[Exercise] Count each line below that has "this" anywhere in it. Answer with the total alone.

[Dataset content]
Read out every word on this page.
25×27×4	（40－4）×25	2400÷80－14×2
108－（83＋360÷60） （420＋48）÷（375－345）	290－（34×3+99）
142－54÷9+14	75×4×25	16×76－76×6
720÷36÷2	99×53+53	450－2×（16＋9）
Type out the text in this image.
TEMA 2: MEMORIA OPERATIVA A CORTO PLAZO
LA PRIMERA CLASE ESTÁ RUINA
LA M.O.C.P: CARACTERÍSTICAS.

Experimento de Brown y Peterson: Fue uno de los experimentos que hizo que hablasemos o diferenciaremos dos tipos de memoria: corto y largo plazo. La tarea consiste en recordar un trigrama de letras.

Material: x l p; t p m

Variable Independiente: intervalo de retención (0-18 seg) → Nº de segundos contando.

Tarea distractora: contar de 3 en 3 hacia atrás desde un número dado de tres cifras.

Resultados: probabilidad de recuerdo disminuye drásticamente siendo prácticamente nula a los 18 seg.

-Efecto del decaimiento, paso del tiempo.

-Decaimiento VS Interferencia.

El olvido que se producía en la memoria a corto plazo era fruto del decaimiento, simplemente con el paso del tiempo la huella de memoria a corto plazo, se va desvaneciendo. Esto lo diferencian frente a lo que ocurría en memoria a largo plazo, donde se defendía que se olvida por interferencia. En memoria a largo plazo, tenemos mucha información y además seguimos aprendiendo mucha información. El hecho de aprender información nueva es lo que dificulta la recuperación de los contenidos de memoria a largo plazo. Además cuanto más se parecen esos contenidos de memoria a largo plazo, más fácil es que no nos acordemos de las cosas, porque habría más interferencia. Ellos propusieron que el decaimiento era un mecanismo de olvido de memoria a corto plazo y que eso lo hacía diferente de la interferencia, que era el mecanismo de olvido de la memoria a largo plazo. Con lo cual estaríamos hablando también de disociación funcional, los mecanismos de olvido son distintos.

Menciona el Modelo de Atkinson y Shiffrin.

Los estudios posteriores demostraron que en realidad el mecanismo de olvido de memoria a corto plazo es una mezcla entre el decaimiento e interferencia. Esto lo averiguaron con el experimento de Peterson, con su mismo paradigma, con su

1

[Exercise answer] 2